(Figure record listings)
________________________

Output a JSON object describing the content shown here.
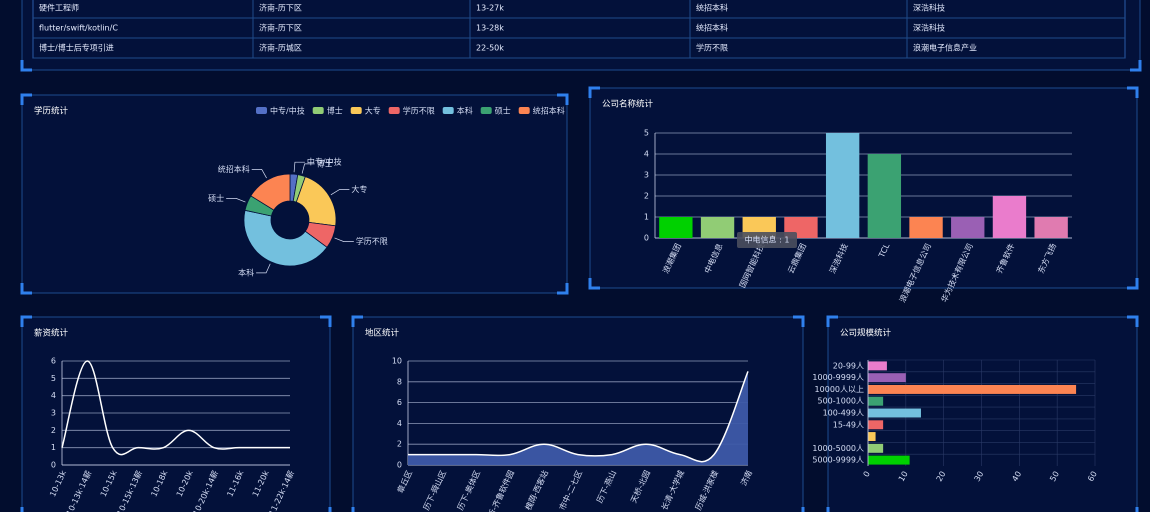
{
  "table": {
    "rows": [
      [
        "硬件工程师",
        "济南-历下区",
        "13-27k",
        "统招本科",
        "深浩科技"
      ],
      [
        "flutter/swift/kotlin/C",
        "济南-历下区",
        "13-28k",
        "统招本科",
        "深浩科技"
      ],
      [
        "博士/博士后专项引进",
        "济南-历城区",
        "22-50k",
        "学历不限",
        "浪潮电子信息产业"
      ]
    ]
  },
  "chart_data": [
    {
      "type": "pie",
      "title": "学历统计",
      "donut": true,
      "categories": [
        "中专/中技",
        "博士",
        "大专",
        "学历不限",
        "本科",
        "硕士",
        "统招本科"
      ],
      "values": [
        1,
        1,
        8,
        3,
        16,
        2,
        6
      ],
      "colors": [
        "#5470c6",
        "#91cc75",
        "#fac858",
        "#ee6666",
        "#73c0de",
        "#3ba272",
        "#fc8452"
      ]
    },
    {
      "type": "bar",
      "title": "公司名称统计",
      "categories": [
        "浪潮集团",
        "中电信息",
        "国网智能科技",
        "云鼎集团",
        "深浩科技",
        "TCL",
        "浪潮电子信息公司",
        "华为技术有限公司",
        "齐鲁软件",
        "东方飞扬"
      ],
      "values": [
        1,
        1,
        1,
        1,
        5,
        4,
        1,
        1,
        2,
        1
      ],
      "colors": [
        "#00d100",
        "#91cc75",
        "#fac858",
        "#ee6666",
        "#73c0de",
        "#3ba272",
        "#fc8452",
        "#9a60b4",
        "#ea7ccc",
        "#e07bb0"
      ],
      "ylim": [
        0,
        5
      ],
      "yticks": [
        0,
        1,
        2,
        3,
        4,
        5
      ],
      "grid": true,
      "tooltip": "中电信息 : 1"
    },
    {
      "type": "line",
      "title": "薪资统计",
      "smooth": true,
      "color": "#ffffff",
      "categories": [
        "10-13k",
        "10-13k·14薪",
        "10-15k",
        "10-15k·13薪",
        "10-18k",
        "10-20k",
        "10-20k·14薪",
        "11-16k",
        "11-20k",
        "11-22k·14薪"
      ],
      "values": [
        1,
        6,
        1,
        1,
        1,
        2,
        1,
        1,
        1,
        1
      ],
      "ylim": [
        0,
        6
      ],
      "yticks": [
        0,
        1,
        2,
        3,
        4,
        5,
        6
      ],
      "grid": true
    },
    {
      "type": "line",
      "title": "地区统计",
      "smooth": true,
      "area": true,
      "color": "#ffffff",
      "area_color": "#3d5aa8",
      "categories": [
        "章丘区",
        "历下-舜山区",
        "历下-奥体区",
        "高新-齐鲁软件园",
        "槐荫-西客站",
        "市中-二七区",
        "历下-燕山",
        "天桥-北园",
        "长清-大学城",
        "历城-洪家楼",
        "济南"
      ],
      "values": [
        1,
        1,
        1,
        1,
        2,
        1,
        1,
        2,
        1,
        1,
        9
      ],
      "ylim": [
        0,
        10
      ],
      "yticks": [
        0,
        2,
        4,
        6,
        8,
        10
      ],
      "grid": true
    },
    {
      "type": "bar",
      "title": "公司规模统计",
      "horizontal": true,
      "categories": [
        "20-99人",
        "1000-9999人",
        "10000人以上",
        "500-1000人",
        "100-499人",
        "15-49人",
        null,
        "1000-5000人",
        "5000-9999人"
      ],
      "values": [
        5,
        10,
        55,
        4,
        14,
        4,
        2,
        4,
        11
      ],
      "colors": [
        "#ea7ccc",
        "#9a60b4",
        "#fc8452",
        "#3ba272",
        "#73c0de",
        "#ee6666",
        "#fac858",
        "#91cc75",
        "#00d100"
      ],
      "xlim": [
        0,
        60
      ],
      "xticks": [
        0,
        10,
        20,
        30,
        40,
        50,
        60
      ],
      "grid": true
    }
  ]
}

________________________

Leave out the pictures and transcribe everything else exactly.

Output a JSON object describing the content shown here.
{
  "table": {
    "rows": [
      [
        "硬件工程师",
        "济南-历下区",
        "13-27k",
        "统招本科",
        "深浩科技"
      ],
      [
        "flutter/swift/kotlin/C",
        "济南-历下区",
        "13-28k",
        "统招本科",
        "深浩科技"
      ],
      [
        "博士/博士后专项引进",
        "济南-历城区",
        "22-50k",
        "学历不限",
        "浪潮电子信息产业"
      ]
    ]
  },
  "chart_data": [
    {
      "type": "pie",
      "title": "学历统计",
      "donut": true,
      "categories": [
        "中专/中技",
        "博士",
        "大专",
        "学历不限",
        "本科",
        "硕士",
        "统招本科"
      ],
      "values": [
        1,
        1,
        8,
        3,
        16,
        2,
        6
      ],
      "colors": [
        "#5470c6",
        "#91cc75",
        "#fac858",
        "#ee6666",
        "#73c0de",
        "#3ba272",
        "#fc8452"
      ]
    },
    {
      "type": "bar",
      "title": "公司名称统计",
      "categories": [
        "浪潮集团",
        "中电信息",
        "国网智能科技",
        "云鼎集团",
        "深浩科技",
        "TCL",
        "浪潮电子信息公司",
        "华为技术有限公司",
        "齐鲁软件",
        "东方飞扬"
      ],
      "values": [
        1,
        1,
        1,
        1,
        5,
        4,
        1,
        1,
        2,
        1
      ],
      "colors": [
        "#00d100",
        "#91cc75",
        "#fac858",
        "#ee6666",
        "#73c0de",
        "#3ba272",
        "#fc8452",
        "#9a60b4",
        "#ea7ccc",
        "#e07bb0"
      ],
      "ylim": [
        0,
        5
      ],
      "yticks": [
        0,
        1,
        2,
        3,
        4,
        5
      ],
      "grid": true,
      "tooltip": "中电信息 : 1"
    },
    {
      "type": "line",
      "title": "薪资统计",
      "smooth": true,
      "color": "#ffffff",
      "categories": [
        "10-13k",
        "10-13k·14薪",
        "10-15k",
        "10-15k·13薪",
        "10-18k",
        "10-20k",
        "10-20k·14薪",
        "11-16k",
        "11-20k",
        "11-22k·14薪"
      ],
      "values": [
        1,
        6,
        1,
        1,
        1,
        2,
        1,
        1,
        1,
        1
      ],
      "ylim": [
        0,
        6
      ],
      "yticks": [
        0,
        1,
        2,
        3,
        4,
        5,
        6
      ],
      "grid": true
    },
    {
      "type": "line",
      "title": "地区统计",
      "smooth": true,
      "area": true,
      "color": "#ffffff",
      "area_color": "#3d5aa8",
      "categories": [
        "章丘区",
        "历下-舜山区",
        "历下-奥体区",
        "高新-齐鲁软件园",
        "槐荫-西客站",
        "市中-二七区",
        "历下-燕山",
        "天桥-北园",
        "长清-大学城",
        "历城-洪家楼",
        "济南"
      ],
      "values": [
        1,
        1,
        1,
        1,
        2,
        1,
        1,
        2,
        1,
        1,
        9
      ],
      "ylim": [
        0,
        10
      ],
      "yticks": [
        0,
        2,
        4,
        6,
        8,
        10
      ],
      "grid": true
    },
    {
      "type": "bar",
      "title": "公司规模统计",
      "horizontal": true,
      "categories": [
        "20-99人",
        "1000-9999人",
        "10000人以上",
        "500-1000人",
        "100-499人",
        "15-49人",
        null,
        "1000-5000人",
        "5000-9999人"
      ],
      "values": [
        5,
        10,
        55,
        4,
        14,
        4,
        2,
        4,
        11
      ],
      "colors": [
        "#ea7ccc",
        "#9a60b4",
        "#fc8452",
        "#3ba272",
        "#73c0de",
        "#ee6666",
        "#fac858",
        "#91cc75",
        "#00d100"
      ],
      "xlim": [
        0,
        60
      ],
      "xticks": [
        0,
        10,
        20,
        30,
        40,
        50,
        60
      ],
      "grid": true
    }
  ]
}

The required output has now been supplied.